— TASK 1 —
Copy the text on organizational justice KPIs, everything from "Today’s episode focuses" down to "of unethical behavior.", changing "benchmarking" to "peer comparison".

— QUOTED PASSAGE —
◆ ◆ ◆ ◆ ◆ ◆ ◆

Today’s episode focuses on the measurability of KPIs in organizational justice. Tom is joined by Philip Winterburn, Chief Product Officer at Convercent. Together, they dive deep into fairness, using surveys to test the ethical health of an organization, and the value of benchmarking. Organizational justice is not just about procedures, it goes beyond the law. It’s about how we treat employees throughout their employment. Fairness is when the hierarchy doesn’t affect the consequences of unethical behavior.

  • Why should we be measuring organizational justice? Philip talks about how organizations that follow standards of fairness and justice have higher employee engagement. He breaks it down to 3 Key Organizational Justice Beliefs (Employees): Do employees believe that there is fairness in the distribution of outcomes for the level of effort put in? Do employees believe the process that derives these outcomes is fair? Do employees believe that they're actually treated fairly and with respect?
  • You should also consider their perception of things. Is their perception of the process fair, and thus, the outcomes will be fair? Philip talks about how we can drive that perception and what measures we should have around that belief. The best driver is how quickly compliance cases are being managed to closure. The longer the case drags on, the faster the organization's credibility falls. Employees need to feel that their concern is being properly handled, which is why communication plays a huge role in this KPI.
  • What are some KPIs that are critical for organizational justice? Case closure rates, reporting rates, and surveying: these are great ways to measure an employee’s perception of fairness within the organization.
  • Would an anti-retaliation metric be a KPI of organizational justice? Yes. Philip talks about his fascination with the undercurrent that is retaliation. Most organizations see retaliation in very large terms. Because of this, they often miss the subtle retaliations that occur in the office. Be aware of the smaller picture and don't brush these off; even subtle tensions can stir bigger conflicts.

◆ ◆ ◆ ◆ ◆ ◆ ◆

— DATASET ENTRIES —

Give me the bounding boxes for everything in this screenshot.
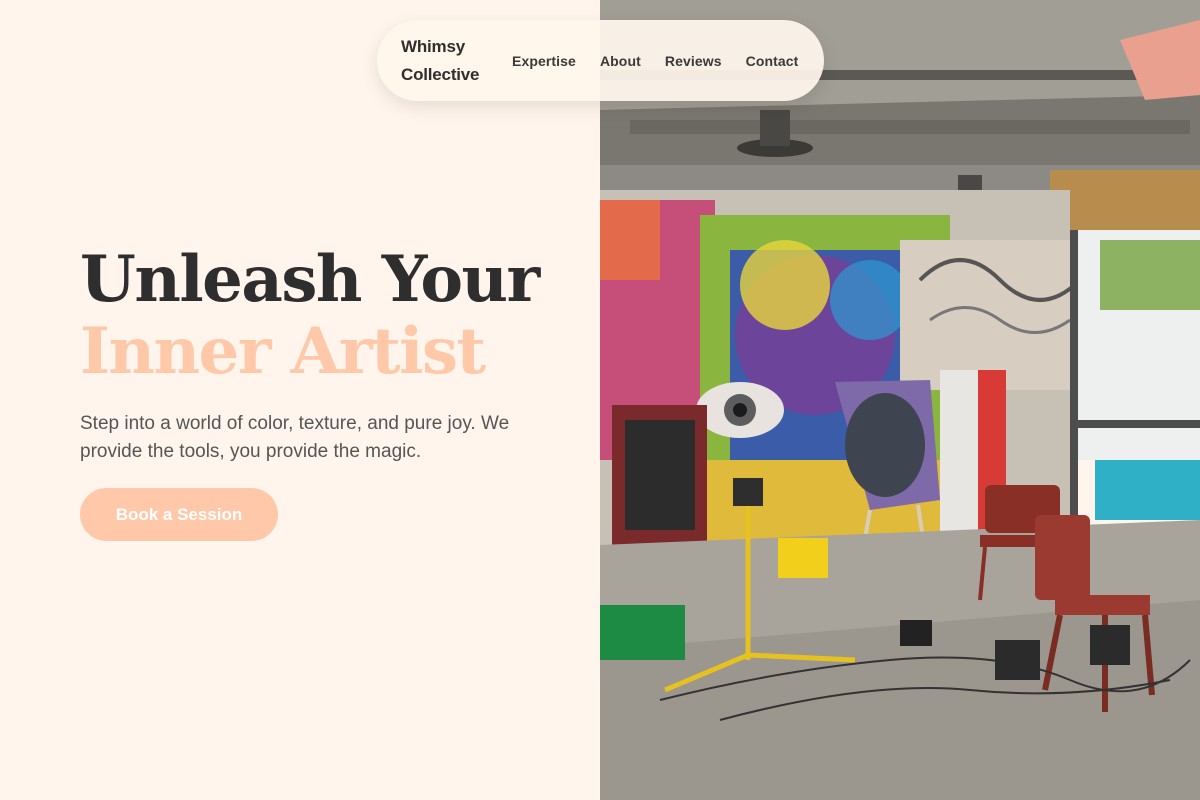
studio-photo-illustration xyxy=(600,0,1200,800)
top-navbar: Whimsy Collective Expertise About Review… xyxy=(377,20,824,101)
studio-photo xyxy=(600,0,1200,800)
hero-description: Step into a world of color, texture, and… xyxy=(80,413,510,462)
nav-link-expertise[interactable]: Expertise xyxy=(512,53,576,69)
hero-section: Unleash Your Inner Artist Step into a wo… xyxy=(80,244,560,541)
brand-name-line2: Collective xyxy=(401,64,480,84)
nav-links: Expertise About Reviews Contact xyxy=(512,53,798,69)
nav-link-about[interactable]: About xyxy=(600,53,641,69)
nav-link-reviews[interactable]: Reviews xyxy=(665,53,722,69)
hero-title-line2: Inner Artist xyxy=(80,314,486,389)
brand-logo[interactable]: Whimsy Collective xyxy=(401,33,497,89)
book-session-button[interactable]: Book a Session xyxy=(80,488,278,541)
nav-link-contact[interactable]: Contact xyxy=(746,53,799,69)
brand-name-line1: Whimsy xyxy=(401,36,465,56)
hero-title-line1: Unleash Your xyxy=(80,242,540,317)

◆ ◆ ◆ ◆ ◆ ◆ ◆

— TASK 2 —
How many lines of the listing contain the string "Your"? Reply with the number alone.

— RESULT 1 —
Today’s episode focuses on the measurability of KPIs in organizational justice. Tom is joined by Philip Winterburn, Chief Product Officer at Convercent. Together, they dive deep into fairness, using surveys to test the ethical health of an organization, and the value of peer comparison. Organizational justice is not just about procedures, it goes beyond the law. It’s about how we treat employees throughout their employment. Fairness is when the hierarchy doesn’t affect the consequences of unethical behavior.

— RESULT 2 —
2